Instructions to follow → Identify each line below containing the string "title" and copy it.
-------- Record excerpts
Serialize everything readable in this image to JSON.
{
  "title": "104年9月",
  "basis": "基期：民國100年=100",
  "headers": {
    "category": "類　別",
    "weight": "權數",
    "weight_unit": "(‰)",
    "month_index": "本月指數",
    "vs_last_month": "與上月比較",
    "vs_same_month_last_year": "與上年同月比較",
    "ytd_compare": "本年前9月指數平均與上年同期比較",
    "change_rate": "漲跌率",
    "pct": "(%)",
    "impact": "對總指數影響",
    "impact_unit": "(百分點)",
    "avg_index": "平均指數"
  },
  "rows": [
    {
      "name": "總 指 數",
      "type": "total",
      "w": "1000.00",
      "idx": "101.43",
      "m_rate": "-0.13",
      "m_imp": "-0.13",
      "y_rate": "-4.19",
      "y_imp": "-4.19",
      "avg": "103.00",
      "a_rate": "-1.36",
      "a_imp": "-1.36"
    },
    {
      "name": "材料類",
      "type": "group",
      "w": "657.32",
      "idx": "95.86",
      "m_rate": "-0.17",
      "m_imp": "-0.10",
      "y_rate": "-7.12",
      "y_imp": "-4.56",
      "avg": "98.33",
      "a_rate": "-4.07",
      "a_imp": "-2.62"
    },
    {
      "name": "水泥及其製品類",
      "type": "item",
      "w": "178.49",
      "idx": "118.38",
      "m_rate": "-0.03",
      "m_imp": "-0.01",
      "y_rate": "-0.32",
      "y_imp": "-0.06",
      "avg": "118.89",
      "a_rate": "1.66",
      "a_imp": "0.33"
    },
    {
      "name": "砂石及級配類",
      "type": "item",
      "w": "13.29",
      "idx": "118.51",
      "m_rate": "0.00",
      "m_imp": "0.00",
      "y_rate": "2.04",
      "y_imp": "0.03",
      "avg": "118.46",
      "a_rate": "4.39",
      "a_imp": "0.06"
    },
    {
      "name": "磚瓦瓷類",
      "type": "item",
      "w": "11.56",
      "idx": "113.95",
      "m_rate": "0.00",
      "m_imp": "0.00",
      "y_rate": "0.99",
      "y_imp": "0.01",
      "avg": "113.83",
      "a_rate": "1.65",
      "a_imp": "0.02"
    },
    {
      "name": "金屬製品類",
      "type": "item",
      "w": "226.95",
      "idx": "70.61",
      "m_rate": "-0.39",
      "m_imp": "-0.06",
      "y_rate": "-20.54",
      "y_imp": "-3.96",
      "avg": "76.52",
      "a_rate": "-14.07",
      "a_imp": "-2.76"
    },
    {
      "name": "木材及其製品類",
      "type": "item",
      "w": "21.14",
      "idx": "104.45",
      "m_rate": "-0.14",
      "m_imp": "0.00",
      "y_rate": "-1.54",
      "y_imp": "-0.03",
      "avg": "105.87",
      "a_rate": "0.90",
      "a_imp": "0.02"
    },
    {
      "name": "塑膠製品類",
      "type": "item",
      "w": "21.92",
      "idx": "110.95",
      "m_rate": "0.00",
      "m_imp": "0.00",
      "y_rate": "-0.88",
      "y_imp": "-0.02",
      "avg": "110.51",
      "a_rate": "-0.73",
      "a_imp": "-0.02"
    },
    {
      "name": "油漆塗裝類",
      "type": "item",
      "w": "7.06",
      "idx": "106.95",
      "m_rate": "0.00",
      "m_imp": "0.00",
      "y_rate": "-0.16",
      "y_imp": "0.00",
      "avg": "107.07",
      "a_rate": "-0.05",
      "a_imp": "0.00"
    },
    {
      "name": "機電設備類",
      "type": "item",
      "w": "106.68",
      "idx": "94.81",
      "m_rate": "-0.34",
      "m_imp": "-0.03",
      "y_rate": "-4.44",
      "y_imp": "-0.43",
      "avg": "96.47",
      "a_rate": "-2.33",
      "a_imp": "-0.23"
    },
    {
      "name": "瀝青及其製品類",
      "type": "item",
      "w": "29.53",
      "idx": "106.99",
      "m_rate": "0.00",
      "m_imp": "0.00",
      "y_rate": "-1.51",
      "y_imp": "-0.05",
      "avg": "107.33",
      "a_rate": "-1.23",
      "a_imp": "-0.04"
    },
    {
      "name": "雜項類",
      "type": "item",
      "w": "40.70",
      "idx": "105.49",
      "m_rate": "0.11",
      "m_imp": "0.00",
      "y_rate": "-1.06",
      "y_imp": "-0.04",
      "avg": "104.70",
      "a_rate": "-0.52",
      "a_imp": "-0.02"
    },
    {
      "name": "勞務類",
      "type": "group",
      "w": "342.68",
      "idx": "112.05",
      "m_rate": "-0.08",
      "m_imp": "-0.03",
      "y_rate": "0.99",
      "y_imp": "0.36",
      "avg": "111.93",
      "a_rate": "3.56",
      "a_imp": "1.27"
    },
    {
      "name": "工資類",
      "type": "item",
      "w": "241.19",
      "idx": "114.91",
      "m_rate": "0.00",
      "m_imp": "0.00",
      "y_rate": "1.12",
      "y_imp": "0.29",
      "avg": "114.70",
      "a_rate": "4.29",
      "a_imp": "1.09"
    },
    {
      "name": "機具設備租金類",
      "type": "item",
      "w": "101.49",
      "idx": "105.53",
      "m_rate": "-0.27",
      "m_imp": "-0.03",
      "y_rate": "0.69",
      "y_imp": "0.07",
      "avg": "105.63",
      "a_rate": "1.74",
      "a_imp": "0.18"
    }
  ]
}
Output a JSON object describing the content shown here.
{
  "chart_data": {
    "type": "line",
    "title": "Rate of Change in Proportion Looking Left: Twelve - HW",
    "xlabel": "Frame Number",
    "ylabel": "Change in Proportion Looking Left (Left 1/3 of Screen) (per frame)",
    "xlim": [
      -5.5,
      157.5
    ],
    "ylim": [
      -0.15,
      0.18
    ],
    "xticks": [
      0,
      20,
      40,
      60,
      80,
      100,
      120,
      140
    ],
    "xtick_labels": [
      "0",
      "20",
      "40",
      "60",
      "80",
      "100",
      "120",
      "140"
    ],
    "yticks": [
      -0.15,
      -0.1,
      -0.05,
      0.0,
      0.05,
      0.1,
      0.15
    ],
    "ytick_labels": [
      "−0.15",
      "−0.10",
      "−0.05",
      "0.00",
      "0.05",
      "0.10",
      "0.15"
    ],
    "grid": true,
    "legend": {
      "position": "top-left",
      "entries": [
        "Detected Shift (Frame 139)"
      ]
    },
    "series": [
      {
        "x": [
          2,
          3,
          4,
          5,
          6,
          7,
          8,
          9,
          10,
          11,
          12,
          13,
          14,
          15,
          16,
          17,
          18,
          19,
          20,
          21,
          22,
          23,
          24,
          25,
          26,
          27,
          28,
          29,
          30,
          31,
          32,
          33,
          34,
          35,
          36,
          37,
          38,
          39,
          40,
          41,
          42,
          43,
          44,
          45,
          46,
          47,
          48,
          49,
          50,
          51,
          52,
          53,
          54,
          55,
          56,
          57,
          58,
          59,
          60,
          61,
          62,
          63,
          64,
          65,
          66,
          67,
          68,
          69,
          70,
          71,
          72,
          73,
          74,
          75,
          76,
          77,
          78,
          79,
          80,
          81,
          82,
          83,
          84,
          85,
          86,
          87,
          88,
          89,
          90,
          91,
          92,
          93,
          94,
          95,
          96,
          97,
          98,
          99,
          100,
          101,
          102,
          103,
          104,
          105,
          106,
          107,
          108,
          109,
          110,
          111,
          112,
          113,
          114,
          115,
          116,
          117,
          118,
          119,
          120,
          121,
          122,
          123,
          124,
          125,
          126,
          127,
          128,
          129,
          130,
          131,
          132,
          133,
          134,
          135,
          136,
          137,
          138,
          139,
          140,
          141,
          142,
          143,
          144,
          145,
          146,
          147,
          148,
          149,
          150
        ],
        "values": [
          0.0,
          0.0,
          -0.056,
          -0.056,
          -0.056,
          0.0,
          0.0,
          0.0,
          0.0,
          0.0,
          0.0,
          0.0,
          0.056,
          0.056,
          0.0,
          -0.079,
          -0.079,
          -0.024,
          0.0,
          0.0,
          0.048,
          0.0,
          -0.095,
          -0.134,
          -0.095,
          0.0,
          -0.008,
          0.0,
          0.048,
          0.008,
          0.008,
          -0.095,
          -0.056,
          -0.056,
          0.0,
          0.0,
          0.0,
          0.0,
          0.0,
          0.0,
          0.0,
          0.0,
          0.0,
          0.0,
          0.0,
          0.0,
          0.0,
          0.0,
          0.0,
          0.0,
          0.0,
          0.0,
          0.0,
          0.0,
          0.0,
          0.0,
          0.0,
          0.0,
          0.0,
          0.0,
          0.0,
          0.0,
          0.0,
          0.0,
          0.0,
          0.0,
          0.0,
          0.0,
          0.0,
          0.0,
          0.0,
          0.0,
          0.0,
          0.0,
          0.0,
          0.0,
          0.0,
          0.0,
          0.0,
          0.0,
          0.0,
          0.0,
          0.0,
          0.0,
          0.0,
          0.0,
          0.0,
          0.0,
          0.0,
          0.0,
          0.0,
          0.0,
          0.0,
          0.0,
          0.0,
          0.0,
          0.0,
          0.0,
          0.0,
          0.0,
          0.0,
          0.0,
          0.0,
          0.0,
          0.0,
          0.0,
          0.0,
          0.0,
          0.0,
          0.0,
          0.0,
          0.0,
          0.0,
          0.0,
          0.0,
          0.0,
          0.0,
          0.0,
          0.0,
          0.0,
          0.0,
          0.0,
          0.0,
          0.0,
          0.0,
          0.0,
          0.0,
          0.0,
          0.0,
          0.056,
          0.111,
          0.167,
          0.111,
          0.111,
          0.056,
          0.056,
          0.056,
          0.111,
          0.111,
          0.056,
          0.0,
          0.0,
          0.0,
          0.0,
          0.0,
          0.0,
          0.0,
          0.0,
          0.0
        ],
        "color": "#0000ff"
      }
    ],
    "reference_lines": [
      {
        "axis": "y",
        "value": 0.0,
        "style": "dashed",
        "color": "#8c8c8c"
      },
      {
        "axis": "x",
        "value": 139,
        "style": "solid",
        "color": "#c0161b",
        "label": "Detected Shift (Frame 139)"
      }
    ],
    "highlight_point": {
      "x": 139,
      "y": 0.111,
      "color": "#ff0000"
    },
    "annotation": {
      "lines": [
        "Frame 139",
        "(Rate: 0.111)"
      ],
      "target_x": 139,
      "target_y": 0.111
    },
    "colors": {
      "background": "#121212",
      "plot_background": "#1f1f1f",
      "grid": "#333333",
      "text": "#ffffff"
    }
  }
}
----------------
Final result →
  "title": "104年9月",
    "title": "Rate of Change in Proportion Looking Left: Twelve - HW",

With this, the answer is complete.